Data entries:
● ● ●

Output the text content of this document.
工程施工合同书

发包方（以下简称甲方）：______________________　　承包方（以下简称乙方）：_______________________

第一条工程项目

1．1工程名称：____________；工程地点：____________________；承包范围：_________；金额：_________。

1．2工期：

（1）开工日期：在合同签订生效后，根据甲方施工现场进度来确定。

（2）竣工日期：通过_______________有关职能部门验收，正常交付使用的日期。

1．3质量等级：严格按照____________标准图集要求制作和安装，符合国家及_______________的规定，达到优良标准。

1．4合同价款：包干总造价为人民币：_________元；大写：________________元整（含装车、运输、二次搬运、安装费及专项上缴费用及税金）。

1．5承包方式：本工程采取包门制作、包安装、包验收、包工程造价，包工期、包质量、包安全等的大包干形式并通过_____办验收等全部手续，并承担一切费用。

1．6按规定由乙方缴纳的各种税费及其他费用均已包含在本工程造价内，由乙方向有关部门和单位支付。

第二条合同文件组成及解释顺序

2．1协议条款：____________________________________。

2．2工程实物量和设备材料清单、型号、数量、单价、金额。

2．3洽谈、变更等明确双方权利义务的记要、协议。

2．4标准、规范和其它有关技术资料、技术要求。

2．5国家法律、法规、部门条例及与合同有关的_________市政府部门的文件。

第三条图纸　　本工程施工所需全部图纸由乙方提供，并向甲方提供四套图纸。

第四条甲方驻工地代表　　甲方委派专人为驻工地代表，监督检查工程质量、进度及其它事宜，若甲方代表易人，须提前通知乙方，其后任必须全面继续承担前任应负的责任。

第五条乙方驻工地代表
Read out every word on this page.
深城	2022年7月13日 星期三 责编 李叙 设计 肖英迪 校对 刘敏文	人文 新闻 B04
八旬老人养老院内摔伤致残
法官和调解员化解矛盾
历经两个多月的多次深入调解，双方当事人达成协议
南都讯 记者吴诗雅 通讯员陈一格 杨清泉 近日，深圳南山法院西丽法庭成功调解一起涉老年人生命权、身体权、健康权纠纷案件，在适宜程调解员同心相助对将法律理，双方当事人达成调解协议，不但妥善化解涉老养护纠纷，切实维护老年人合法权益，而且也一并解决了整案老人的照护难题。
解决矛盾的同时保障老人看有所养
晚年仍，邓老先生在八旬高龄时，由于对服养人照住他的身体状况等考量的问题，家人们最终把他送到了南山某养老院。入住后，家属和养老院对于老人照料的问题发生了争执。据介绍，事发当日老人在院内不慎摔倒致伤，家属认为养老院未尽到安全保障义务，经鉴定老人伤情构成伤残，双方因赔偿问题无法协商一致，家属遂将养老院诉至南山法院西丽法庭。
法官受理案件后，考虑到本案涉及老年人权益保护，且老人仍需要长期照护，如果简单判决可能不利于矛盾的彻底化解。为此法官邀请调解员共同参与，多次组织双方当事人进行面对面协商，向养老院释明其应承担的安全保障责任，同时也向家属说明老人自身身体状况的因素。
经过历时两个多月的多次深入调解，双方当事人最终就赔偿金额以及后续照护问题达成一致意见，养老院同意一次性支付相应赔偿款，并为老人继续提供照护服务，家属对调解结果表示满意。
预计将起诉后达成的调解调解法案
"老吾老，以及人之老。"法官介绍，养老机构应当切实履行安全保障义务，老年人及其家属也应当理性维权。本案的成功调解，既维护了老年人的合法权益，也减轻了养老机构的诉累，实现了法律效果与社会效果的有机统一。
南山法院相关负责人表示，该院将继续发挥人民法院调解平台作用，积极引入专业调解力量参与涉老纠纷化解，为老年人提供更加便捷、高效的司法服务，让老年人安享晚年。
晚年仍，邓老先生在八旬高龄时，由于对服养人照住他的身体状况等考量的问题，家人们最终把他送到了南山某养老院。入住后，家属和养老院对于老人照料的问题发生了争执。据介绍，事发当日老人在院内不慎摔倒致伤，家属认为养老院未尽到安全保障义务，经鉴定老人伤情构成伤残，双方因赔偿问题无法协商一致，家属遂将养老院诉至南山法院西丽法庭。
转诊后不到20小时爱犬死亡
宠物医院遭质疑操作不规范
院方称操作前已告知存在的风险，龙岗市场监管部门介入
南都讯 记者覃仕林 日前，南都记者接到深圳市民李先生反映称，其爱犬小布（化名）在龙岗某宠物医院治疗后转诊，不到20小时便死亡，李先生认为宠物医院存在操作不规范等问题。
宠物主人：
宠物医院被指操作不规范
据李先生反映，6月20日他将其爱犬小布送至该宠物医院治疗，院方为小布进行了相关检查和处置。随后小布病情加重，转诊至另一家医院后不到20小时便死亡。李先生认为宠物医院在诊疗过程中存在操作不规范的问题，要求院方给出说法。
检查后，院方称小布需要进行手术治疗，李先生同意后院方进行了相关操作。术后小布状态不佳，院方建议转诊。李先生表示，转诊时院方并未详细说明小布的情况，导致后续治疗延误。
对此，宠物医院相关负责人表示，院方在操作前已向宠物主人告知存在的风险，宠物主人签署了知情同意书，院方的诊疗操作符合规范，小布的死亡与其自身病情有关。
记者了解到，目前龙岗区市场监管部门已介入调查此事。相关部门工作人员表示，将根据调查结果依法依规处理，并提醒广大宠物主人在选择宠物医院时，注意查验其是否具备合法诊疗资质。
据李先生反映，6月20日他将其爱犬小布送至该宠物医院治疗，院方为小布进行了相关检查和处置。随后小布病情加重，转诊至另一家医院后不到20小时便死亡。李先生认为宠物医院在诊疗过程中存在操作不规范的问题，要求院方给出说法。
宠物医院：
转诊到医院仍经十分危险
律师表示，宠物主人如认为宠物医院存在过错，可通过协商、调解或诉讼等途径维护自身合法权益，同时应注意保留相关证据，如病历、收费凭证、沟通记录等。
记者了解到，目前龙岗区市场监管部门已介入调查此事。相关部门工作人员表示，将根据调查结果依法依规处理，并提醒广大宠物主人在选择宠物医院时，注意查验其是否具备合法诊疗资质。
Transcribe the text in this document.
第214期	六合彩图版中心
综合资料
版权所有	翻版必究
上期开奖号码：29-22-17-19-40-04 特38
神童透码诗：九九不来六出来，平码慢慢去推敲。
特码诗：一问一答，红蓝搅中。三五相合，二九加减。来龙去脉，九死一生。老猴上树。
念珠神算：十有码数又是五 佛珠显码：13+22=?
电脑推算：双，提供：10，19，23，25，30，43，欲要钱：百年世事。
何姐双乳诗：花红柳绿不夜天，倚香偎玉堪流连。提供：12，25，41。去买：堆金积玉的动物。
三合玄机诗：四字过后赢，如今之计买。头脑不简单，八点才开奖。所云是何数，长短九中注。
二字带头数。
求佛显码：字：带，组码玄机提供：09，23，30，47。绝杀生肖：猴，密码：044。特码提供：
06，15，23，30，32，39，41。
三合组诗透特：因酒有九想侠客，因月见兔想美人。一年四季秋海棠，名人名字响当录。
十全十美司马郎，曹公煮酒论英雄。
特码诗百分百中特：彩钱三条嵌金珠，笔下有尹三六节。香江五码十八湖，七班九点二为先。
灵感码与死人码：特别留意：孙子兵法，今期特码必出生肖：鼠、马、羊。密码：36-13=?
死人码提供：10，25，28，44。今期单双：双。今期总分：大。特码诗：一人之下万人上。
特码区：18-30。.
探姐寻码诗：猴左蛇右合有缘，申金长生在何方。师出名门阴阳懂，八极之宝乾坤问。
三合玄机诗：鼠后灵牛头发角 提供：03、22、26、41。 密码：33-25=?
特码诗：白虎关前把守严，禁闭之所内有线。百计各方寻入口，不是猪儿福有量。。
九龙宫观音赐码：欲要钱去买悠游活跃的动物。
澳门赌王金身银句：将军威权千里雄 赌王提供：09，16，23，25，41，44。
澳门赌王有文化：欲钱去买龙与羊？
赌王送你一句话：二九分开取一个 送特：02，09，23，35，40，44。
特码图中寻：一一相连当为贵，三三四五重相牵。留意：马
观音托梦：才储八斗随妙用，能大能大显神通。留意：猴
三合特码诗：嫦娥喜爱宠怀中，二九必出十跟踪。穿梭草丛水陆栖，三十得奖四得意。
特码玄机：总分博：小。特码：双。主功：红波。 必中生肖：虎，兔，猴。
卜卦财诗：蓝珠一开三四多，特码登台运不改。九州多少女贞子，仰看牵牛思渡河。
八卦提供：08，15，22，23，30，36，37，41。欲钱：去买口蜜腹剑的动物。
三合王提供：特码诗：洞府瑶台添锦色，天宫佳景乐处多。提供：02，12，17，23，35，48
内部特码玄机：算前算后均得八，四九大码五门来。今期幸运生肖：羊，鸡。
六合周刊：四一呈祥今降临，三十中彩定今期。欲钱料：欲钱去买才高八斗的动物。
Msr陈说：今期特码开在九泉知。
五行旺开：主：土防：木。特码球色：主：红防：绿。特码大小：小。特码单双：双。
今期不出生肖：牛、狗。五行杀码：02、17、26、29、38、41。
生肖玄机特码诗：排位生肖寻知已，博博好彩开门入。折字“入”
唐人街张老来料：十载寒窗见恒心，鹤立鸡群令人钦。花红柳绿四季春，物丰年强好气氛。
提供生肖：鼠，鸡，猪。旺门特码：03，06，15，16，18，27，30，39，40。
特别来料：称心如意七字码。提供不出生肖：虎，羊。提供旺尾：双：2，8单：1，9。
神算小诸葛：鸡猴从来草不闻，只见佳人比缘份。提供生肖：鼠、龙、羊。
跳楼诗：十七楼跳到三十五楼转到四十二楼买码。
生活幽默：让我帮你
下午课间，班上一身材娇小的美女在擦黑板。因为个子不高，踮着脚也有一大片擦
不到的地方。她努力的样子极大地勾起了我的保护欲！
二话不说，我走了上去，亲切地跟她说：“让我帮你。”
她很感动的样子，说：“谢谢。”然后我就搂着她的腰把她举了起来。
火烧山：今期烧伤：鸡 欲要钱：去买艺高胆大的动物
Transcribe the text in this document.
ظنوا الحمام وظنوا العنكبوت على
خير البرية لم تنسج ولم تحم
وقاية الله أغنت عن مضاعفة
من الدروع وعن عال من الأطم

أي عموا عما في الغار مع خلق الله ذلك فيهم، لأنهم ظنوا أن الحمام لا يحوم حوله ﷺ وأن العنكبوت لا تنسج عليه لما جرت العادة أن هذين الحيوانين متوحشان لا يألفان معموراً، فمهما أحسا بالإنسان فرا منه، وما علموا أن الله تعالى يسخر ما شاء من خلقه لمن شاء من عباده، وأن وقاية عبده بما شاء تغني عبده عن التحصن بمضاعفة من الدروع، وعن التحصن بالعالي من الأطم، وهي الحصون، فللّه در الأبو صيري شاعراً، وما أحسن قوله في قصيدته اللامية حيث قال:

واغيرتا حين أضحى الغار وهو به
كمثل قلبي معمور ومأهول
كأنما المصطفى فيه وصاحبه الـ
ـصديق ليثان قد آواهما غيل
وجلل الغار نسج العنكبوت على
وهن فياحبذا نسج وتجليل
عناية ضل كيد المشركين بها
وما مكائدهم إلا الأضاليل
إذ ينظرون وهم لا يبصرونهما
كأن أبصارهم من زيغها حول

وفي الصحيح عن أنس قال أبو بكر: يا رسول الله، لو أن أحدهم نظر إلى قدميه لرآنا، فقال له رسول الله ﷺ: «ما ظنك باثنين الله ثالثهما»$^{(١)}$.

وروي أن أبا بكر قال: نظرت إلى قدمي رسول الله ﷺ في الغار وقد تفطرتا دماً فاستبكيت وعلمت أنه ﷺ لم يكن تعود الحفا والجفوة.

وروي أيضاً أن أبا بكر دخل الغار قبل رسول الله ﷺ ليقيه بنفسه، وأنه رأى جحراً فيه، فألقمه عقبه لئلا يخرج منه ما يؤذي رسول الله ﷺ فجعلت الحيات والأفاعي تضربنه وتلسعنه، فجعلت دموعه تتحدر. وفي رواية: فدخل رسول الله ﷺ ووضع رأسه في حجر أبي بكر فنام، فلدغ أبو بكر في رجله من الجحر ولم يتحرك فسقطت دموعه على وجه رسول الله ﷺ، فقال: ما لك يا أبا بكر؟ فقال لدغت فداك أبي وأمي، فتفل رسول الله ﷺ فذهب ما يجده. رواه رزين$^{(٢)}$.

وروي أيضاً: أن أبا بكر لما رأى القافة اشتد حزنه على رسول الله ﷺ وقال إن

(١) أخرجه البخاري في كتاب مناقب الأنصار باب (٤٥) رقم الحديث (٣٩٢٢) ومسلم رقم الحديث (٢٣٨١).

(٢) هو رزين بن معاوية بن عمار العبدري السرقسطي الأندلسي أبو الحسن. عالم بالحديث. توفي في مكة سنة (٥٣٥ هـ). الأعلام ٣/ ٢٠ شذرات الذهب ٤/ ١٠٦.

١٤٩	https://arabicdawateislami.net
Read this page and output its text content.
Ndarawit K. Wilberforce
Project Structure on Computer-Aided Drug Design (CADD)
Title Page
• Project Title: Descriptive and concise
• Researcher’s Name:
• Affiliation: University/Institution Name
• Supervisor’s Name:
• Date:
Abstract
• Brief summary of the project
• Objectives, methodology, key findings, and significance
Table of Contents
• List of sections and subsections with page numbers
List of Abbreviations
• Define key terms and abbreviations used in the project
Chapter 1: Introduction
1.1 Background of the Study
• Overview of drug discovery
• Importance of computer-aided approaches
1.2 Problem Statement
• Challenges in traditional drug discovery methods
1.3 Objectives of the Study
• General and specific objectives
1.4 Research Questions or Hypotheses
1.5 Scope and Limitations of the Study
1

● ● ●

From the entries above, collect every line with the string "الحمام" in it.

Written reply —
ظنوا الحمام وظنوا العنكبوت على
أي عموا عما في الغار مع خلق الله ذلك فيهم، لأنهم ظنوا أن الحمام لا يحوم حوله ﷺ وأن العنكبوت لا تنسج عليه لما جرت العادة أن هذين الحيوانين متوحشان لا يألفان معموراً، فمهما أحسا بالإنسان فرا منه، وما علموا أن الله تعالى يسخر ما شاء من خلقه لمن شاء من عباده، وأن وقاية عبده بما شاء تغني عبده عن التحصن بمضاعفة من الدروع، وعن التحصن بالعالي من الأطم، وهي الحصون، فللّه در الأبو صيري شاعراً، وما أحسن قوله في قصيدته اللامية حيث قال:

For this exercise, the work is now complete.